THE EXERCISE: What follows is a listing; restate every line of it word for word.

EXERCISE MATERIALS:
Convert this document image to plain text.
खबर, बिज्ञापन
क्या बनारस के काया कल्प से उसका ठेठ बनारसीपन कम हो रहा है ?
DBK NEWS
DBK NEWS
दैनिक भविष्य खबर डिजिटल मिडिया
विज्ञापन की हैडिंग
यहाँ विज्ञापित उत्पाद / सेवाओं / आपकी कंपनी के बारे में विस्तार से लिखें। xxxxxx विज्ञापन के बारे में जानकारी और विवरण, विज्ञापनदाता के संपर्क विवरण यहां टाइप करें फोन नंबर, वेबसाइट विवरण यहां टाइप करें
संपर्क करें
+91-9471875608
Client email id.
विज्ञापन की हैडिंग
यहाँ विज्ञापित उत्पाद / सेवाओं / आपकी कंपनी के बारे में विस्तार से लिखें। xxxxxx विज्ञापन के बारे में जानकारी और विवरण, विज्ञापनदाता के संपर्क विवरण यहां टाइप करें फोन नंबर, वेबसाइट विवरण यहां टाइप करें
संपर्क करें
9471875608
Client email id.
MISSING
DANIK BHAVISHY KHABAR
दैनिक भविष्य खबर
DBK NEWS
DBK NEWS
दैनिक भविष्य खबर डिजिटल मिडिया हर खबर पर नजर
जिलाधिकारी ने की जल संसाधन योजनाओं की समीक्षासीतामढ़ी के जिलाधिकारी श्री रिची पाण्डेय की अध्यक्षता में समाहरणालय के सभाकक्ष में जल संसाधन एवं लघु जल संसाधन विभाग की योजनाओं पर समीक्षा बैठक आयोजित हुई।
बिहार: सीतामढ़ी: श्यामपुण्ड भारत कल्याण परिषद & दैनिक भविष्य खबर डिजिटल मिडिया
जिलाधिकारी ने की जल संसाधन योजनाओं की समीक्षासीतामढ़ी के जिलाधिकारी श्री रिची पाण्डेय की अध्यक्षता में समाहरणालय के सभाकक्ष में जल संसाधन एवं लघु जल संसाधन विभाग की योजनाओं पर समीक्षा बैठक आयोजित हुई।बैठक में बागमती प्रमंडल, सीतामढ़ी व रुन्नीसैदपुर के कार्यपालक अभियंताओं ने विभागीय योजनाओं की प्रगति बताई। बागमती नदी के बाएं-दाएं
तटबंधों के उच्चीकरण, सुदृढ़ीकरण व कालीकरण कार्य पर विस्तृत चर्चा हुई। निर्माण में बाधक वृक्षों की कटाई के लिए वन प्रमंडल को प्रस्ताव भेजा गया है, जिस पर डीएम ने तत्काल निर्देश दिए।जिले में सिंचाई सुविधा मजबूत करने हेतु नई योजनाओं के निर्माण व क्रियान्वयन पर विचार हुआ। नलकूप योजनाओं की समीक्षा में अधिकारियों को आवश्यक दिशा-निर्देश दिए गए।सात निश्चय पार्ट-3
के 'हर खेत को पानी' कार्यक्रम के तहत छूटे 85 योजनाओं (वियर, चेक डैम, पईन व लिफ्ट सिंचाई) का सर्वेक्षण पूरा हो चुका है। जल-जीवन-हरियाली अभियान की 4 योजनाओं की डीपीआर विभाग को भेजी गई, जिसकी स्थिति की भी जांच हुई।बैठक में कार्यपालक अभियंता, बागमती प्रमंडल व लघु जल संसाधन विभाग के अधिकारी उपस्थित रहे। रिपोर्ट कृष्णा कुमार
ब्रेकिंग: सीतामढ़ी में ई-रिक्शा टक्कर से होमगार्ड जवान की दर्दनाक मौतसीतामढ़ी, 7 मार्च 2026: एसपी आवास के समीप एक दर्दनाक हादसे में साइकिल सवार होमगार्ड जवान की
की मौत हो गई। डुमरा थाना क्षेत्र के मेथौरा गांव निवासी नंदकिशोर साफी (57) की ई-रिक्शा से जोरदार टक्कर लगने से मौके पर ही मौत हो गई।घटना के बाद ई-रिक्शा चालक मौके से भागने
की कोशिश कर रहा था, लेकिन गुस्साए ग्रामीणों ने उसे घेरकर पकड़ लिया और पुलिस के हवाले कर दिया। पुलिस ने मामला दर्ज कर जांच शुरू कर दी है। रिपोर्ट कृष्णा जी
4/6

IN RESPONSE:
Convert this document image to plain text.
खबर, बिज्ञापन
क्या बनारस के काया कल्प से उसका ठेठ बनारसीपन कम हो रहा है ?
DBK NEWS
DBK NEWS
दैनिक भविष्य खबर डिजिटल मिडिया
विज्ञापन की हैडिंग
यहाँ विज्ञापित उत्पाद / सेवाओं / आपकी कंपनी के बारे में विस्तार से लिखें। xxxxxx विज्ञापन के बारे में जानकारी और विवरण, विज्ञापनदाता के संपर्क विवरण यहां टाइप करें फोन नंबर, वेबसाइट विवरण यहां टाइप करें
संपर्क करें
+91-9471875608
Client email id.
विज्ञापन की हैडिंग
यहाँ विज्ञापित उत्पाद / सेवाओं / आपकी कंपनी के बारे में विस्तार से लिखें। xxxxxx विज्ञापन के बारे में जानकारी और विवरण, विज्ञापनदाता के संपर्क विवरण यहां टाइप करें फोन नंबर, वेबसाइट विवरण यहां टाइप करें
संपर्क करें
9471875608
Client email id.
MISSING
DANIK BHAVISHY KHABAR
दैनिक भविष्य खबर
DBK NEWS
DBK NEWS
दैनिक भविष्य खबर डिजिटल मिडिया हर खबर पर नजर
जिलाधिकारी ने की जल संसाधन योजनाओं की समीक्षासीतामढ़ी के जिलाधिकारी श्री रिची पाण्डेय की अध्यक्षता में समाहरणालय के सभाकक्ष में जल संसाधन एवं लघु जल संसाधन विभाग की योजनाओं पर समीक्षा बैठक आयोजित हुई।
बिहार: सीतामढ़ी: श्यामपुण्ड भारत कल्याण परिषद & दैनिक भविष्य खबर डिजिटल मिडिया
जिलाधिकारी ने की जल संसाधन योजनाओं की समीक्षासीतामढ़ी के जिलाधिकारी श्री रिची पाण्डेय की अध्यक्षता में समाहरणालय के सभाकक्ष में जल संसाधन एवं लघु जल संसाधन विभाग की योजनाओं पर समीक्षा बैठक आयोजित हुई।बैठक में बागमती प्रमंडल, सीतामढ़ी व रुन्नीसैदपुर के कार्यपालक अभियंताओं ने विभागीय योजनाओं की प्रगति बताई। बागमती नदी के बाएं-दाएं
तटबंधों के उच्चीकरण, सुदृढ़ीकरण व कालीकरण कार्य पर विस्तृत चर्चा हुई। निर्माण में बाधक वृक्षों की कटाई के लिए वन प्रमंडल को प्रस्ताव भेजा गया है, जिस पर डीएम ने तत्काल निर्देश दिए।जिले में सिंचाई सुविधा मजबूत करने हेतु नई योजनाओं के निर्माण व क्रियान्वयन पर विचार हुआ। नलकूप योजनाओं की समीक्षा में अधिकारियों को आवश्यक दिशा-निर्देश दिए गए।सात निश्चय पार्ट-3
के 'हर खेत को पानी' कार्यक्रम के तहत छूटे 85 योजनाओं (वियर, चेक डैम, पईन व लिफ्ट सिंचाई) का सर्वेक्षण पूरा हो चुका है। जल-जीवन-हरियाली अभियान की 4 योजनाओं की डीपीआर विभाग को भेजी गई, जिसकी स्थिति की भी जांच हुई।बैठक में कार्यपालक अभियंता, बागमती प्रमंडल व लघु जल संसाधन विभाग के अधिकारी उपस्थित रहे। रिपोर्ट कृष्णा कुमार
ब्रेकिंग: सीतामढ़ी में ई-रिक्शा टक्कर से होमगार्ड जवान की दर्दनाक मौतसीतामढ़ी, 7 मार्च 2026: एसपी आवास के समीप एक दर्दनाक हादसे में साइकिल सवार होमगार्ड जवान की
की मौत हो गई। डुमरा थाना क्षेत्र के मेथौरा गांव निवासी नंदकिशोर साफी (57) की ई-रिक्शा से जोरदार टक्कर लगने से मौके पर ही मौत हो गई।घटना के बाद ई-रिक्शा चालक मौके से भागने
की कोशिश कर रहा था, लेकिन गुस्साए ग्रामीणों ने उसे घेरकर पकड़ लिया और पुलिस के हवाले कर दिया। पुलिस ने मामला दर्ज कर जांच शुरू कर दी है। रिपोर्ट कृष्णा जी
4/6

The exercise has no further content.